→ Dataset rows

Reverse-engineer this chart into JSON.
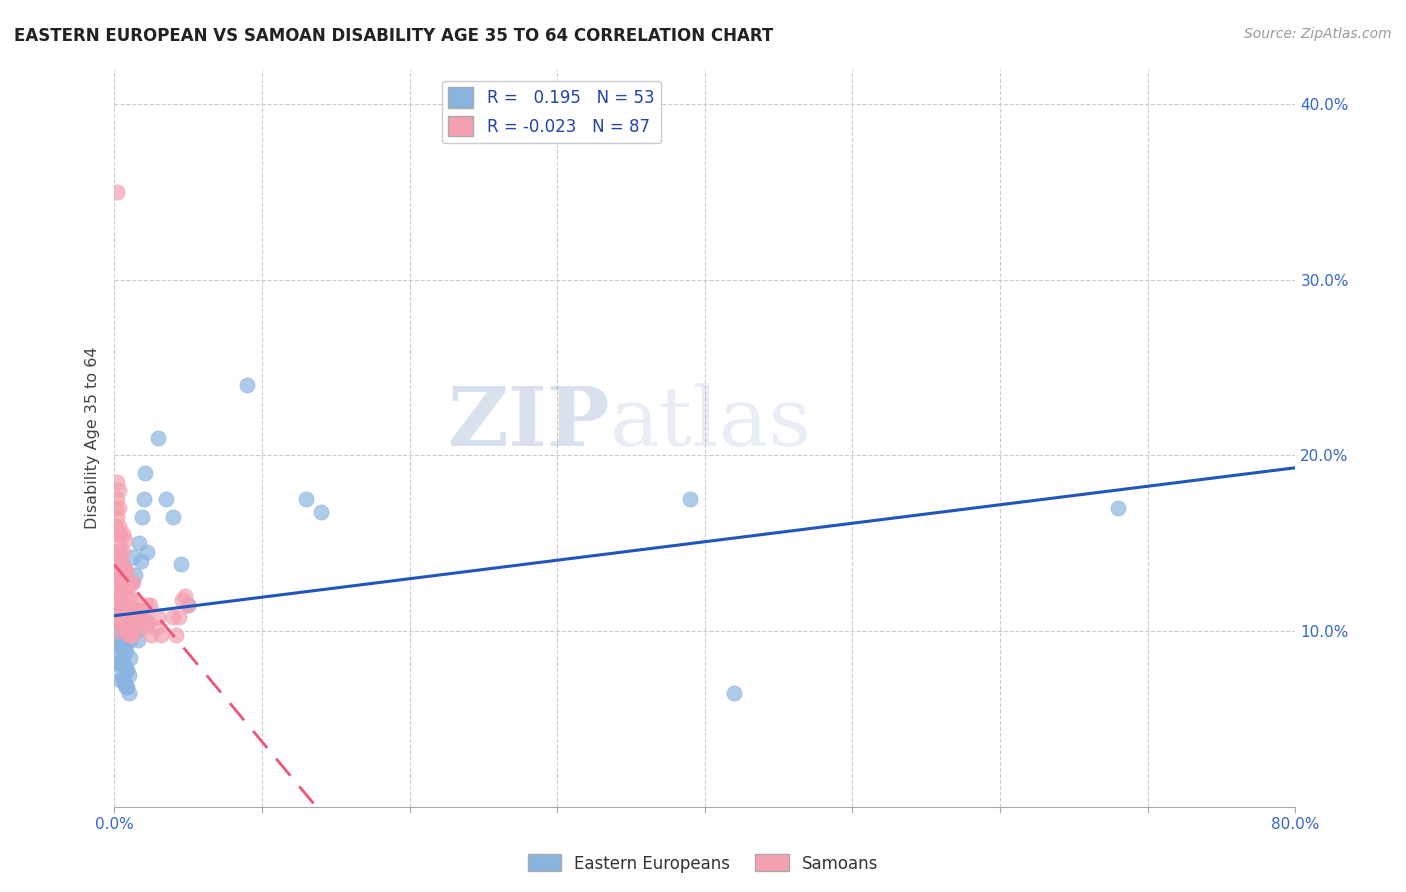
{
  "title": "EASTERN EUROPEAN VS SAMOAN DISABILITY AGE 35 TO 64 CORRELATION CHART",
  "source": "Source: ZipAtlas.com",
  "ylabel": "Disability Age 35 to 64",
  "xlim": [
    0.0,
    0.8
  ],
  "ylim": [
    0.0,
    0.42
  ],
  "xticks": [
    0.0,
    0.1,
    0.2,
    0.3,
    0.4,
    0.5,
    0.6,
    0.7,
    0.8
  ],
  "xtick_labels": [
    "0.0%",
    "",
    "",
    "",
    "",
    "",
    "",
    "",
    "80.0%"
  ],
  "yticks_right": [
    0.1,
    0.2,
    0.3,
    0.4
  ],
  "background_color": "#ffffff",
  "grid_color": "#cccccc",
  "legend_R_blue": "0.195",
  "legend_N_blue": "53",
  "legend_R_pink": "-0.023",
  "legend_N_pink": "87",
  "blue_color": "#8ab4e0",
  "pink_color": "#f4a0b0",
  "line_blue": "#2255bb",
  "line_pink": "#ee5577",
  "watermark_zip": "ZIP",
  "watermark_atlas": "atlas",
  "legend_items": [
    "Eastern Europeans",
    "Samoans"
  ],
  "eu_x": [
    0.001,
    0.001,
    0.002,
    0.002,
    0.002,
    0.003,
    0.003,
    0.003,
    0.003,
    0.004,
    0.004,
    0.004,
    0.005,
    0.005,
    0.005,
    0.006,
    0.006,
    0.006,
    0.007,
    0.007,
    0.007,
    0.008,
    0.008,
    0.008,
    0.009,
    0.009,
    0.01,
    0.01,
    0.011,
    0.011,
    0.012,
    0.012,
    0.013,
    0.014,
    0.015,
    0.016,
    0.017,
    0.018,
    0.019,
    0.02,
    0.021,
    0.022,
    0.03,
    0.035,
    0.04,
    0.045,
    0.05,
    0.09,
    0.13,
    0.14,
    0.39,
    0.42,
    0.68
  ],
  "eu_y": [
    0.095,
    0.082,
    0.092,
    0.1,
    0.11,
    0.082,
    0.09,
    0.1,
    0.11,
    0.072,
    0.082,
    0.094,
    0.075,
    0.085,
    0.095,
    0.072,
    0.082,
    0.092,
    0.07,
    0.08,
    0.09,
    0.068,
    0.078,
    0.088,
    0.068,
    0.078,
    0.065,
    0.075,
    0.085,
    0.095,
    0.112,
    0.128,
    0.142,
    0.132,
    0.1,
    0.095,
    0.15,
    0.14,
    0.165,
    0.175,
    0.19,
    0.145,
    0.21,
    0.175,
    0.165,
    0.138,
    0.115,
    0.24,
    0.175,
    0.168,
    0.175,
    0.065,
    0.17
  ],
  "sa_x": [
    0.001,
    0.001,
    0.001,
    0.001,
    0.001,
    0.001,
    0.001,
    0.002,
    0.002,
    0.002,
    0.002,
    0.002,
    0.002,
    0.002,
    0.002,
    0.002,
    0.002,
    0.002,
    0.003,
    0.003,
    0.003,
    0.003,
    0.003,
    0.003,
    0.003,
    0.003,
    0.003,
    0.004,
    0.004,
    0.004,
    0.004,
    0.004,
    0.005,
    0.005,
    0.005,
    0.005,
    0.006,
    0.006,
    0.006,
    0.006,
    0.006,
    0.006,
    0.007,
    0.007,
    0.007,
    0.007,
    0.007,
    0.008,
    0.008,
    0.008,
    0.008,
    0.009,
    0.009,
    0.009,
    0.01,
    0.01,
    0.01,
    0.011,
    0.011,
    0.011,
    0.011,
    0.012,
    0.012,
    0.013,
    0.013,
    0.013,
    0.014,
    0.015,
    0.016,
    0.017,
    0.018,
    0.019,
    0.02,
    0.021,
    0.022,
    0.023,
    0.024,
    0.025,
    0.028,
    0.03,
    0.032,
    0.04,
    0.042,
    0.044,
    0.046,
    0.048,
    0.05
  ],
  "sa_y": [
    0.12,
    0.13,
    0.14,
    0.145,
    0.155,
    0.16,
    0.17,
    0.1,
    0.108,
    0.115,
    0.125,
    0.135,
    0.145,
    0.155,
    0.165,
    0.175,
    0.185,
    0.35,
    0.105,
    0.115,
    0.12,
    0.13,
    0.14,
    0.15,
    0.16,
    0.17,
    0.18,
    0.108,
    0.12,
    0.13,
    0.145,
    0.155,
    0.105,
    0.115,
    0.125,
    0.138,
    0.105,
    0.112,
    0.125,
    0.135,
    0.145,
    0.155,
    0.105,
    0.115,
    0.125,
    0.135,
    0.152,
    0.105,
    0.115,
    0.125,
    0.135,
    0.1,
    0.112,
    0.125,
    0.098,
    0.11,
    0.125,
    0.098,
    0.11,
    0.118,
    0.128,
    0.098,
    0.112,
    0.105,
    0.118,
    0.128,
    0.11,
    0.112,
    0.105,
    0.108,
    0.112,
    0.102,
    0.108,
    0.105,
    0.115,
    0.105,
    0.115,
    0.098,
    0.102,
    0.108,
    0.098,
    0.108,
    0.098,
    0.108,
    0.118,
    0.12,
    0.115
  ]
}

→ Exercise directions
Quote all the records verbatim, dropping any pictures from your copy.

→ Complete output
Reverse-engineer this chart into JSON.
{
  "title": "EASTERN EUROPEAN VS SAMOAN DISABILITY AGE 35 TO 64 CORRELATION CHART",
  "source": "Source: ZipAtlas.com",
  "ylabel": "Disability Age 35 to 64",
  "xlim": [
    0.0,
    0.8
  ],
  "ylim": [
    0.0,
    0.42
  ],
  "xticks": [
    0.0,
    0.1,
    0.2,
    0.3,
    0.4,
    0.5,
    0.6,
    0.7,
    0.8
  ],
  "xtick_labels": [
    "0.0%",
    "",
    "",
    "",
    "",
    "",
    "",
    "",
    "80.0%"
  ],
  "yticks_right": [
    0.1,
    0.2,
    0.3,
    0.4
  ],
  "background_color": "#ffffff",
  "grid_color": "#cccccc",
  "legend_R_blue": "0.195",
  "legend_N_blue": "53",
  "legend_R_pink": "-0.023",
  "legend_N_pink": "87",
  "blue_color": "#8ab4e0",
  "pink_color": "#f4a0b0",
  "line_blue": "#2255bb",
  "line_pink": "#ee5577",
  "watermark_zip": "ZIP",
  "watermark_atlas": "atlas",
  "legend_items": [
    "Eastern Europeans",
    "Samoans"
  ],
  "eu_x": [
    0.001,
    0.001,
    0.002,
    0.002,
    0.002,
    0.003,
    0.003,
    0.003,
    0.003,
    0.004,
    0.004,
    0.004,
    0.005,
    0.005,
    0.005,
    0.006,
    0.006,
    0.006,
    0.007,
    0.007,
    0.007,
    0.008,
    0.008,
    0.008,
    0.009,
    0.009,
    0.01,
    0.01,
    0.011,
    0.011,
    0.012,
    0.012,
    0.013,
    0.014,
    0.015,
    0.016,
    0.017,
    0.018,
    0.019,
    0.02,
    0.021,
    0.022,
    0.03,
    0.035,
    0.04,
    0.045,
    0.05,
    0.09,
    0.13,
    0.14,
    0.39,
    0.42,
    0.68
  ],
  "eu_y": [
    0.095,
    0.082,
    0.092,
    0.1,
    0.11,
    0.082,
    0.09,
    0.1,
    0.11,
    0.072,
    0.082,
    0.094,
    0.075,
    0.085,
    0.095,
    0.072,
    0.082,
    0.092,
    0.07,
    0.08,
    0.09,
    0.068,
    0.078,
    0.088,
    0.068,
    0.078,
    0.065,
    0.075,
    0.085,
    0.095,
    0.112,
    0.128,
    0.142,
    0.132,
    0.1,
    0.095,
    0.15,
    0.14,
    0.165,
    0.175,
    0.19,
    0.145,
    0.21,
    0.175,
    0.165,
    0.138,
    0.115,
    0.24,
    0.175,
    0.168,
    0.175,
    0.065,
    0.17
  ],
  "sa_x": [
    0.001,
    0.001,
    0.001,
    0.001,
    0.001,
    0.001,
    0.001,
    0.002,
    0.002,
    0.002,
    0.002,
    0.002,
    0.002,
    0.002,
    0.002,
    0.002,
    0.002,
    0.002,
    0.003,
    0.003,
    0.003,
    0.003,
    0.003,
    0.003,
    0.003,
    0.003,
    0.003,
    0.004,
    0.004,
    0.004,
    0.004,
    0.004,
    0.005,
    0.005,
    0.005,
    0.005,
    0.006,
    0.006,
    0.006,
    0.006,
    0.006,
    0.006,
    0.007,
    0.007,
    0.007,
    0.007,
    0.007,
    0.008,
    0.008,
    0.008,
    0.008,
    0.009,
    0.009,
    0.009,
    0.01,
    0.01,
    0.01,
    0.011,
    0.011,
    0.011,
    0.011,
    0.012,
    0.012,
    0.013,
    0.013,
    0.013,
    0.014,
    0.015,
    0.016,
    0.017,
    0.018,
    0.019,
    0.02,
    0.021,
    0.022,
    0.023,
    0.024,
    0.025,
    0.028,
    0.03,
    0.032,
    0.04,
    0.042,
    0.044,
    0.046,
    0.048,
    0.05
  ],
  "sa_y": [
    0.12,
    0.13,
    0.14,
    0.145,
    0.155,
    0.16,
    0.17,
    0.1,
    0.108,
    0.115,
    0.125,
    0.135,
    0.145,
    0.155,
    0.165,
    0.175,
    0.185,
    0.35,
    0.105,
    0.115,
    0.12,
    0.13,
    0.14,
    0.15,
    0.16,
    0.17,
    0.18,
    0.108,
    0.12,
    0.13,
    0.145,
    0.155,
    0.105,
    0.115,
    0.125,
    0.138,
    0.105,
    0.112,
    0.125,
    0.135,
    0.145,
    0.155,
    0.105,
    0.115,
    0.125,
    0.135,
    0.152,
    0.105,
    0.115,
    0.125,
    0.135,
    0.1,
    0.112,
    0.125,
    0.098,
    0.11,
    0.125,
    0.098,
    0.11,
    0.118,
    0.128,
    0.098,
    0.112,
    0.105,
    0.118,
    0.128,
    0.11,
    0.112,
    0.105,
    0.108,
    0.112,
    0.102,
    0.108,
    0.105,
    0.115,
    0.105,
    0.115,
    0.098,
    0.102,
    0.108,
    0.098,
    0.108,
    0.098,
    0.108,
    0.118,
    0.12,
    0.115
  ]
}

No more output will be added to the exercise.